===== TASK INPUT =====

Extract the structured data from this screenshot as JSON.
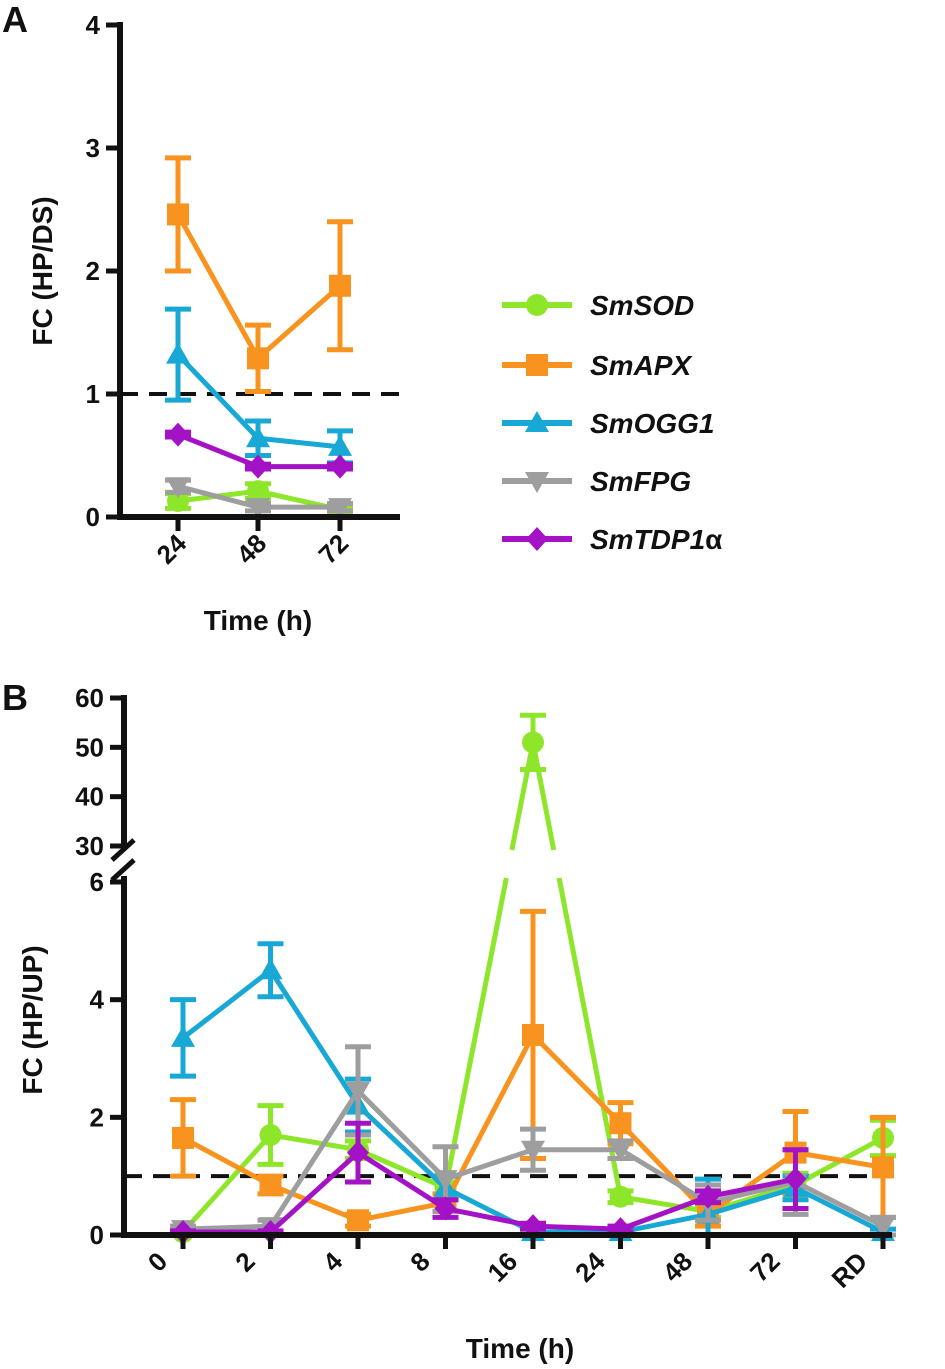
{
  "chart_data": [
    {
      "type": "line",
      "panel": "A",
      "xlabel": "Time (h)",
      "ylabel": "FC (HP/DS)",
      "ylim": [
        0,
        4
      ],
      "yticks": [
        "0",
        "1",
        "2",
        "3",
        "4"
      ],
      "categories": [
        "24",
        "48",
        "72"
      ],
      "reference_line": 1,
      "series": [
        {
          "name": "SmSOD",
          "color": "#8ee62a",
          "marker": "circle",
          "values": [
            0.13,
            0.21,
            0.06
          ],
          "err": [
            0.06,
            0.06,
            0.03
          ]
        },
        {
          "name": "SmAPX",
          "color": "#f7931e",
          "marker": "square",
          "values": [
            2.46,
            1.29,
            1.88
          ],
          "err": [
            0.46,
            0.27,
            0.52
          ]
        },
        {
          "name": "SmOGG1",
          "color": "#18a8d6",
          "marker": "triangle-up",
          "values": [
            1.32,
            0.64,
            0.57
          ],
          "err": [
            0.37,
            0.14,
            0.13
          ]
        },
        {
          "name": "SmFPG",
          "color": "#9e9e9e",
          "marker": "triangle-down",
          "values": [
            0.25,
            0.08,
            0.08
          ],
          "err": [
            0.05,
            0.03,
            0.03
          ]
        },
        {
          "name": "SmTDP1",
          "name_suffix": "α",
          "color": "#a312c4",
          "marker": "diamond",
          "values": [
            0.67,
            0.41,
            0.41
          ],
          "err": [
            0.02,
            0.02,
            0.02
          ]
        }
      ]
    },
    {
      "type": "line",
      "panel": "B",
      "xlabel": "Time (h)",
      "ylabel": "FC (HP/UP)",
      "broken_axis": {
        "lower": [
          0,
          6
        ],
        "upper": [
          30,
          60
        ]
      },
      "yticks_lower": [
        "0",
        "2",
        "4",
        "6"
      ],
      "yticks_upper": [
        "30",
        "40",
        "50",
        "60"
      ],
      "categories": [
        "0",
        "2",
        "4",
        "8",
        "16",
        "24",
        "48",
        "72",
        "RD"
      ],
      "reference_line": 1,
      "series": [
        {
          "name": "SmSOD",
          "color": "#8ee62a",
          "marker": "circle",
          "values": [
            0.05,
            1.7,
            1.45,
            0.8,
            51,
            0.65,
            0.4,
            0.85,
            1.65
          ],
          "err": [
            0.05,
            0.5,
            0.15,
            0.1,
            5.5,
            0.1,
            0.1,
            0.2,
            0.3
          ]
        },
        {
          "name": "SmAPX",
          "color": "#f7931e",
          "marker": "square",
          "values": [
            1.65,
            0.85,
            0.25,
            0.55,
            3.4,
            1.9,
            0.35,
            1.4,
            1.15
          ],
          "err": [
            0.65,
            0.15,
            0.1,
            0.15,
            2.1,
            0.35,
            0.2,
            0.7,
            0.85
          ]
        },
        {
          "name": "SmOGG1",
          "color": "#18a8d6",
          "marker": "triangle-up",
          "values": [
            3.35,
            4.5,
            2.2,
            0.8,
            0.05,
            0.05,
            0.35,
            0.8,
            0.05
          ],
          "err": [
            0.65,
            0.45,
            0.45,
            0.2,
            0.05,
            0.05,
            0.6,
            0.2,
            0.05
          ]
        },
        {
          "name": "SmFPG",
          "color": "#9e9e9e",
          "marker": "triangle-down",
          "values": [
            0.1,
            0.15,
            2.45,
            0.95,
            1.45,
            1.45,
            0.55,
            0.9,
            0.15
          ],
          "err": [
            0.05,
            0.1,
            0.75,
            0.55,
            0.35,
            0.15,
            0.3,
            0.55,
            0.15
          ]
        },
        {
          "name": "SmTDP1",
          "name_suffix": "α",
          "color": "#a312c4",
          "marker": "diamond",
          "values": [
            0.05,
            0.05,
            1.4,
            0.45,
            0.15,
            0.1,
            0.65,
            0.95,
            null
          ],
          "err": [
            0.02,
            0.02,
            0.5,
            0.15,
            0.05,
            0.05,
            0.1,
            0.5,
            0
          ]
        }
      ]
    }
  ]
}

=====

Leave the pictures out and print the records above exactly as they stand.

- RESULT FOR THIS TASK:
Extract the structured data from this screenshot as JSON.
{
  "chart_data": [
    {
      "type": "line",
      "panel": "A",
      "xlabel": "Time (h)",
      "ylabel": "FC (HP/DS)",
      "ylim": [
        0,
        4
      ],
      "yticks": [
        "0",
        "1",
        "2",
        "3",
        "4"
      ],
      "categories": [
        "24",
        "48",
        "72"
      ],
      "reference_line": 1,
      "series": [
        {
          "name": "SmSOD",
          "color": "#8ee62a",
          "marker": "circle",
          "values": [
            0.13,
            0.21,
            0.06
          ],
          "err": [
            0.06,
            0.06,
            0.03
          ]
        },
        {
          "name": "SmAPX",
          "color": "#f7931e",
          "marker": "square",
          "values": [
            2.46,
            1.29,
            1.88
          ],
          "err": [
            0.46,
            0.27,
            0.52
          ]
        },
        {
          "name": "SmOGG1",
          "color": "#18a8d6",
          "marker": "triangle-up",
          "values": [
            1.32,
            0.64,
            0.57
          ],
          "err": [
            0.37,
            0.14,
            0.13
          ]
        },
        {
          "name": "SmFPG",
          "color": "#9e9e9e",
          "marker": "triangle-down",
          "values": [
            0.25,
            0.08,
            0.08
          ],
          "err": [
            0.05,
            0.03,
            0.03
          ]
        },
        {
          "name": "SmTDP1",
          "name_suffix": "α",
          "color": "#a312c4",
          "marker": "diamond",
          "values": [
            0.67,
            0.41,
            0.41
          ],
          "err": [
            0.02,
            0.02,
            0.02
          ]
        }
      ]
    },
    {
      "type": "line",
      "panel": "B",
      "xlabel": "Time (h)",
      "ylabel": "FC (HP/UP)",
      "broken_axis": {
        "lower": [
          0,
          6
        ],
        "upper": [
          30,
          60
        ]
      },
      "yticks_lower": [
        "0",
        "2",
        "4",
        "6"
      ],
      "yticks_upper": [
        "30",
        "40",
        "50",
        "60"
      ],
      "categories": [
        "0",
        "2",
        "4",
        "8",
        "16",
        "24",
        "48",
        "72",
        "RD"
      ],
      "reference_line": 1,
      "series": [
        {
          "name": "SmSOD",
          "color": "#8ee62a",
          "marker": "circle",
          "values": [
            0.05,
            1.7,
            1.45,
            0.8,
            51,
            0.65,
            0.4,
            0.85,
            1.65
          ],
          "err": [
            0.05,
            0.5,
            0.15,
            0.1,
            5.5,
            0.1,
            0.1,
            0.2,
            0.3
          ]
        },
        {
          "name": "SmAPX",
          "color": "#f7931e",
          "marker": "square",
          "values": [
            1.65,
            0.85,
            0.25,
            0.55,
            3.4,
            1.9,
            0.35,
            1.4,
            1.15
          ],
          "err": [
            0.65,
            0.15,
            0.1,
            0.15,
            2.1,
            0.35,
            0.2,
            0.7,
            0.85
          ]
        },
        {
          "name": "SmOGG1",
          "color": "#18a8d6",
          "marker": "triangle-up",
          "values": [
            3.35,
            4.5,
            2.2,
            0.8,
            0.05,
            0.05,
            0.35,
            0.8,
            0.05
          ],
          "err": [
            0.65,
            0.45,
            0.45,
            0.2,
            0.05,
            0.05,
            0.6,
            0.2,
            0.05
          ]
        },
        {
          "name": "SmFPG",
          "color": "#9e9e9e",
          "marker": "triangle-down",
          "values": [
            0.1,
            0.15,
            2.45,
            0.95,
            1.45,
            1.45,
            0.55,
            0.9,
            0.15
          ],
          "err": [
            0.05,
            0.1,
            0.75,
            0.55,
            0.35,
            0.15,
            0.3,
            0.55,
            0.15
          ]
        },
        {
          "name": "SmTDP1",
          "name_suffix": "α",
          "color": "#a312c4",
          "marker": "diamond",
          "values": [
            0.05,
            0.05,
            1.4,
            0.45,
            0.15,
            0.1,
            0.65,
            0.95,
            null
          ],
          "err": [
            0.02,
            0.02,
            0.5,
            0.15,
            0.05,
            0.05,
            0.1,
            0.5,
            0
          ]
        }
      ]
    }
  ]
}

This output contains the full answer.